● **Aim**
Pick out all lines of the entries that include the word "中学教学" and copy them.

● **Available records**
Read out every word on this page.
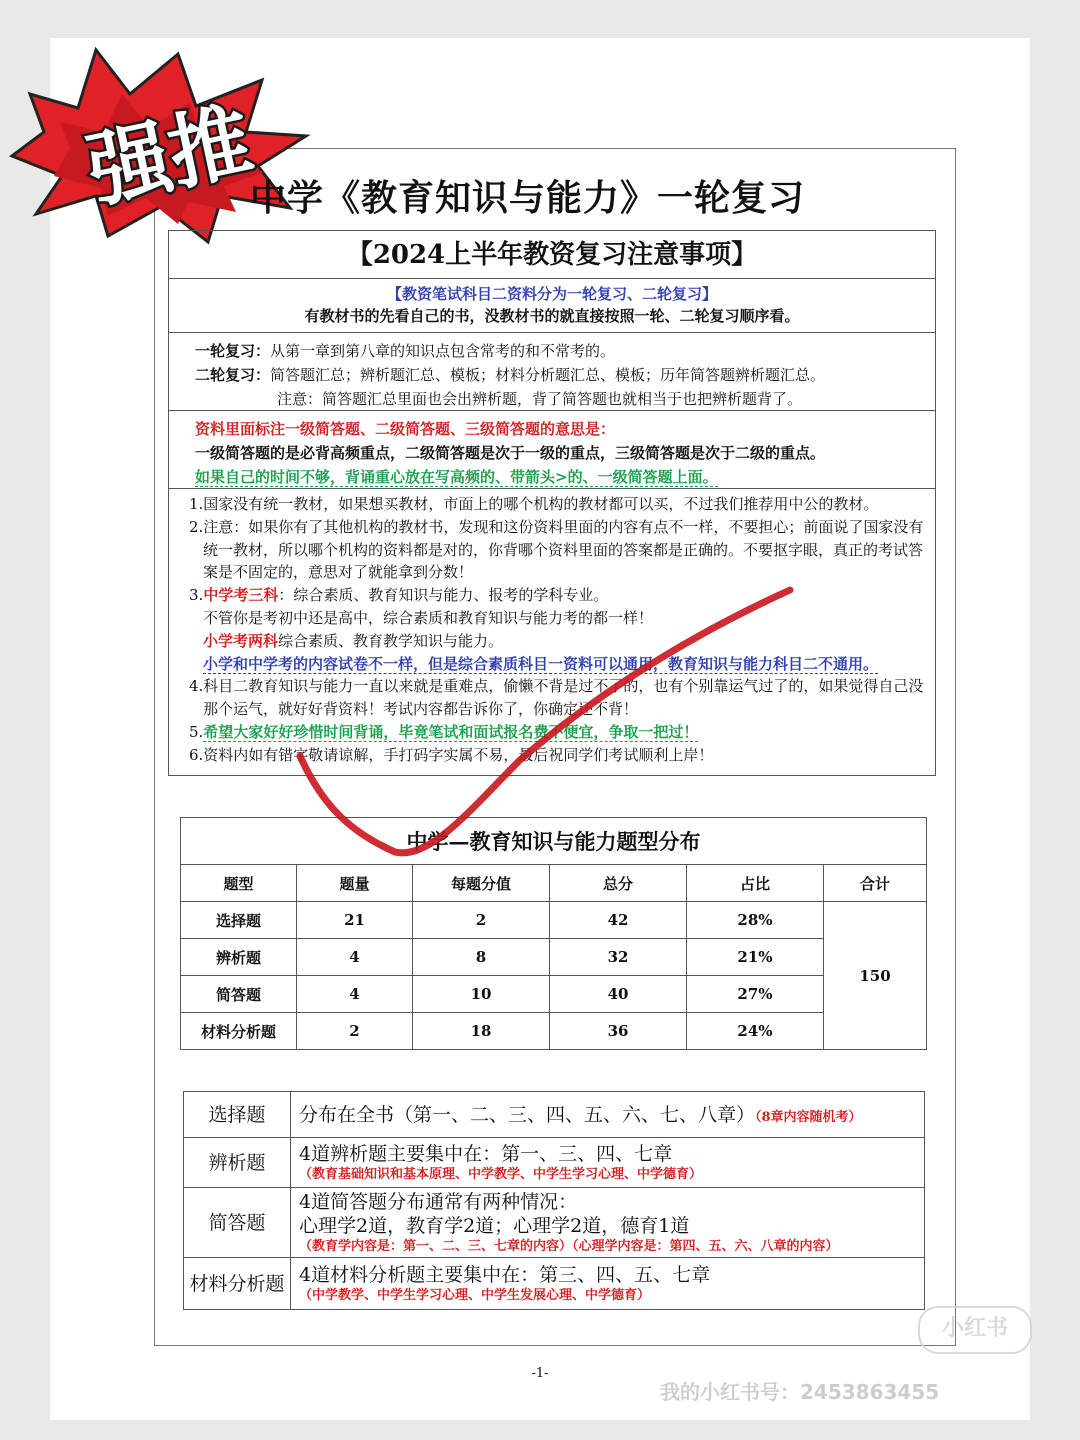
强推
中学《教育知识与能力》一轮复习
【2024上半年教资复习注意事项】
【教资笔试科目二资料分为一轮复习、二轮复习】
有教材书的先看自己的书，没教材书的就直接按照一轮、二轮复习顺序看。
一轮复习：从第一章到第八章的知识点包含常考的和不常考的。
二轮复习：简答题汇总；辨析题汇总、模板；材料分析题汇总、模板；历年简答题辨析题汇总。
注意：简答题汇总里面也会出辨析题，背了简答题也就相当于也把辨析题背了。
资料里面标注一级简答题、二级简答题、三级简答题的意思是：
一级简答题的是必背高频重点，二级简答题是次于一级的重点，三级简答题是次于二级的重点。
如果自己的时间不够，背诵重心放在写高频的、带箭头>的、一级简答题上面。
1.国家没有统一教材，如果想买教材，市面上的哪个机构的教材都可以买，不过我们推荐用中公的教材。
2.注意：如果你有了其他机构的教材书，发现和这份资料里面的内容有点不一样，不要担心；前面说了国家没有统一教材，所以哪个机构的资料都是对的，你背哪个资料里面的答案都是正确的。不要抠字眼，真正的考试答案是不固定的，意思对了就能拿到分数！
3.中学考三科：综合素质、教育知识与能力、报考的学科专业。
不管你是考初中还是高中，综合素质和教育知识与能力考的都一样！
小学考两科综合素质、教育教学知识与能力。
小学和中学考的内容试卷不一样，但是综合素质科目一资料可以通用，教育知识与能力科目二不通用。
4.科目二教育知识与能力一直以来就是重难点，偷懒不背是过不了的，也有个别靠运气过了的，如果觉得自己没那个运气，就好好背资料！考试内容都告诉你了，你确定还不背！
5.希望大家好好珍惜时间背诵，毕竟笔试和面试报名费不便宜，争取一把过！
6.资料内如有错字敬请谅解，手打码字实属不易，最后祝同学们考试顺利上岸！
中学—教育知识与能力题型分布					
题型	题量	每题分值	总分	占比	合计
选择题	21	2	42	28%	150
辨析题	4	8	32	21%	
简答题	4	10	40	27%	
材料分析题	2	18	36	24%	
选择题	分布在全书（第一、二、三、四、五、六、七、八章）（8章内容随机考）
辨析题	4道辨析题主要集中在：第一、三、四、七章
（教育基础知识和基本原理、中学教学、中学生学习心理、中学德育）

简答题	4道简答题分布通常有两种情况：
心理学2道，教育学2道；心理学2道，德育1道
（教育学内容是：第一、二、三、七章的内容）（心理学内容是：第四、五、六、八章的内容）

材料分析题	4道材料分析题主要集中在：第三、四、五、七章
（中学教学、中学生学习心理、中学生发展心理、中学德育）
-1-
小红书
我的小红书号：2453863455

● **Result of the task**
（教育基础知识和基本原理、中学教学、中学生学习心理、中学德育）
（中学教学、中学生学习心理、中学生发展心理、中学德育）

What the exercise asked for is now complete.